- Do this:
Go through the records and copy each line where the word "Barghusen" occurs.

- Record extracts:
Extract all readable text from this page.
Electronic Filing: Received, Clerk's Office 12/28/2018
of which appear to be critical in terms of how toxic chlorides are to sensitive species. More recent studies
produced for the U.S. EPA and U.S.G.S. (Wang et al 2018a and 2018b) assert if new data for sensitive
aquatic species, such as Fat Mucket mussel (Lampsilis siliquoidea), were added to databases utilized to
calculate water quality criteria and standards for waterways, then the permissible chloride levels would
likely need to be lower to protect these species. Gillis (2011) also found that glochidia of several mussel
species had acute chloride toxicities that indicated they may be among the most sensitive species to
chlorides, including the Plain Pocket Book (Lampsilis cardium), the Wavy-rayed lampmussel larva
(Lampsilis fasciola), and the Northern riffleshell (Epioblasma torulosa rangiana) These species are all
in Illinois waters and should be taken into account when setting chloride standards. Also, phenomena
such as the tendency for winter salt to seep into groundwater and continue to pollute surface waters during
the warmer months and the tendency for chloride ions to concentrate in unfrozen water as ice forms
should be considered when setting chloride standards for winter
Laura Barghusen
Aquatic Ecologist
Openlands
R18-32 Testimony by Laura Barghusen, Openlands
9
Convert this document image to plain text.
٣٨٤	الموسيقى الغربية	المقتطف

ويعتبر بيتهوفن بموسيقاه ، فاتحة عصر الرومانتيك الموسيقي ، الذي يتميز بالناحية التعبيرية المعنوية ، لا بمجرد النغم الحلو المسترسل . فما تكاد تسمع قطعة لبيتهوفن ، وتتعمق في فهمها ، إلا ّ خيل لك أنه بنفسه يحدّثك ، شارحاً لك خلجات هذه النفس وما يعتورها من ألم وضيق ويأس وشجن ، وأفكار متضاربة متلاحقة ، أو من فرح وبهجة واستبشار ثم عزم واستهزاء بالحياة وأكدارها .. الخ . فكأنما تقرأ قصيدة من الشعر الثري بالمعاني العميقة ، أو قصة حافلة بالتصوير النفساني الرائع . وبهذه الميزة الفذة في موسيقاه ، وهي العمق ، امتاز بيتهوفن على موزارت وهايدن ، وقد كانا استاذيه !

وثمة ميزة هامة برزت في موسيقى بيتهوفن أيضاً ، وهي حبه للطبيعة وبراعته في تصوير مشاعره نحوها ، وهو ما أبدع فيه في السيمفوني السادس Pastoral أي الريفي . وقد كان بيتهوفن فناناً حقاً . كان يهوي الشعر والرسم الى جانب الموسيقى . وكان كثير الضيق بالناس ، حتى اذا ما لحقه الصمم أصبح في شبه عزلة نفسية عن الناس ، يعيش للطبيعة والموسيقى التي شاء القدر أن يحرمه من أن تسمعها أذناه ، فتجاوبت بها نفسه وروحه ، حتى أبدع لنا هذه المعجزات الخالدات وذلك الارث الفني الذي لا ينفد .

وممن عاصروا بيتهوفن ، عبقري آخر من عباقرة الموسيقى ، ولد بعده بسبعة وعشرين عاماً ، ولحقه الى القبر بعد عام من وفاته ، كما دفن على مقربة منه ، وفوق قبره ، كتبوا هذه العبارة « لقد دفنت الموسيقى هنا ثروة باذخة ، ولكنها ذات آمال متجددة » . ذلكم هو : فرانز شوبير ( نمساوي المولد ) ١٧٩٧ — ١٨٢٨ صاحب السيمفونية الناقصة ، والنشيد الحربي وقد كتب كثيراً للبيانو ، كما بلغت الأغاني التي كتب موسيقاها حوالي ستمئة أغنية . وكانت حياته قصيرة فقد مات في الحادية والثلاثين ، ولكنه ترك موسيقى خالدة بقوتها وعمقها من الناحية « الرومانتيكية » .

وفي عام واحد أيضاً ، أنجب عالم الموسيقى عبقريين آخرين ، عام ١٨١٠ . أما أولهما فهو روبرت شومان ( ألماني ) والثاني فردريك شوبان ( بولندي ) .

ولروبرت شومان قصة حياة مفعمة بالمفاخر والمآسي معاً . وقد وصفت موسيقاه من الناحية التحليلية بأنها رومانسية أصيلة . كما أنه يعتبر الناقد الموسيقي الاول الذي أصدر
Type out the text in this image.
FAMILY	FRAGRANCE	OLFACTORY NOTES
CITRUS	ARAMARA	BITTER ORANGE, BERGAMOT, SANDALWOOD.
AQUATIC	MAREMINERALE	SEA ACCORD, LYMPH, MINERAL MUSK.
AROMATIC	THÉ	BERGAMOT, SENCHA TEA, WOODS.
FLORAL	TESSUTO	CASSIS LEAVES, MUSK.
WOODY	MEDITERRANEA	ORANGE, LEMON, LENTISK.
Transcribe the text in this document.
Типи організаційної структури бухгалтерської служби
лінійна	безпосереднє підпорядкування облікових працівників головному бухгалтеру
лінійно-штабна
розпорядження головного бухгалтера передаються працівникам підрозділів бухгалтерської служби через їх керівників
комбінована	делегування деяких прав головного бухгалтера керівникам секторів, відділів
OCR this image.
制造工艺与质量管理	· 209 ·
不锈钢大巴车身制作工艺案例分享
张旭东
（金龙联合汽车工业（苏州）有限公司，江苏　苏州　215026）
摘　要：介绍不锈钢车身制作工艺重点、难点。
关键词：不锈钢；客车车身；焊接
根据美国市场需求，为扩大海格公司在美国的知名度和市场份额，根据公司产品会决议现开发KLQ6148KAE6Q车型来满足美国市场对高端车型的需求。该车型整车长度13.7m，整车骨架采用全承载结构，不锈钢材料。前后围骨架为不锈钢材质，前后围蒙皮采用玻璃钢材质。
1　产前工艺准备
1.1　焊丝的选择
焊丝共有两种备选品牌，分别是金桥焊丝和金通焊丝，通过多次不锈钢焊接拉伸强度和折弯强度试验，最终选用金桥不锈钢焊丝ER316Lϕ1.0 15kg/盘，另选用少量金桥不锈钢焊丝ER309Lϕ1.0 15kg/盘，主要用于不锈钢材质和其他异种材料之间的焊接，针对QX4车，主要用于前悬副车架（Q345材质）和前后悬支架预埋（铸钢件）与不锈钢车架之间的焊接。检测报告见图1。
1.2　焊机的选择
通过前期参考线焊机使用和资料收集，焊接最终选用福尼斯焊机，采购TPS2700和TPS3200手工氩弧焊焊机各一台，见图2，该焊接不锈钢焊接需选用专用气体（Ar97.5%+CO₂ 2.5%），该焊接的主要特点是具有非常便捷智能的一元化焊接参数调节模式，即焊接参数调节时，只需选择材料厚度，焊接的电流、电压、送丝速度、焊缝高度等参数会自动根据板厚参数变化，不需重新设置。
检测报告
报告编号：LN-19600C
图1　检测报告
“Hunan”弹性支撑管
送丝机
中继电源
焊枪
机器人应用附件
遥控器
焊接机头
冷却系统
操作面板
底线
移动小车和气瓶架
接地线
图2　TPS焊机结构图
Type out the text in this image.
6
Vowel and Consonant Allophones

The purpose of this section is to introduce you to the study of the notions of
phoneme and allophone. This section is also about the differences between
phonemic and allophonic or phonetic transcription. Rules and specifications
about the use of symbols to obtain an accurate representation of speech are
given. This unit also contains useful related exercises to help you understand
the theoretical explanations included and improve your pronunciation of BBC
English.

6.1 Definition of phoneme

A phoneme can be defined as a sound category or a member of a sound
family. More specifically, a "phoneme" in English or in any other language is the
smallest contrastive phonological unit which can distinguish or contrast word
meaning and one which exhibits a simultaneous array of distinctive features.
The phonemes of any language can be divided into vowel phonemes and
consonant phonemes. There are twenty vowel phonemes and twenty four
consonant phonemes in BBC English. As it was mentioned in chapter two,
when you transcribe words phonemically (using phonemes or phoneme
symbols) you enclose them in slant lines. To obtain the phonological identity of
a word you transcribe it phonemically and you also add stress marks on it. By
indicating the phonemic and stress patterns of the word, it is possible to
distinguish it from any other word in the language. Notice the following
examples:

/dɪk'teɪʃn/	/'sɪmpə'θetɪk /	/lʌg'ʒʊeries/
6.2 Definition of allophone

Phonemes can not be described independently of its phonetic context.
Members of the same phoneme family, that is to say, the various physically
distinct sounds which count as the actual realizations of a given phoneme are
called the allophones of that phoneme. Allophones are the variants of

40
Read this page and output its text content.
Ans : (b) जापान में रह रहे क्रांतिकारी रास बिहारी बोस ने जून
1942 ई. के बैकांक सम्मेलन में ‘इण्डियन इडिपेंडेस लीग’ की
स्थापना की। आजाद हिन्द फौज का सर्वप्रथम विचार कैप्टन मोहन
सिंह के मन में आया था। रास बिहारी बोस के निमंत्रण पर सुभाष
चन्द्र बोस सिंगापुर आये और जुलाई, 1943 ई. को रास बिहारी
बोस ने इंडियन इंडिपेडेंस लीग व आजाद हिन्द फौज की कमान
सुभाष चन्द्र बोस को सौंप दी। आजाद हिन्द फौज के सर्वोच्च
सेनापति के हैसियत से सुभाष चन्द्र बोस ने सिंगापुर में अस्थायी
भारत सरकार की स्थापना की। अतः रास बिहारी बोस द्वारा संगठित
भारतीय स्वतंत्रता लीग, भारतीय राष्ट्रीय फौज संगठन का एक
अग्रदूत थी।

- Task solution:
Laura Barghusen
R18-32 Testimony by Laura Barghusen, Openlands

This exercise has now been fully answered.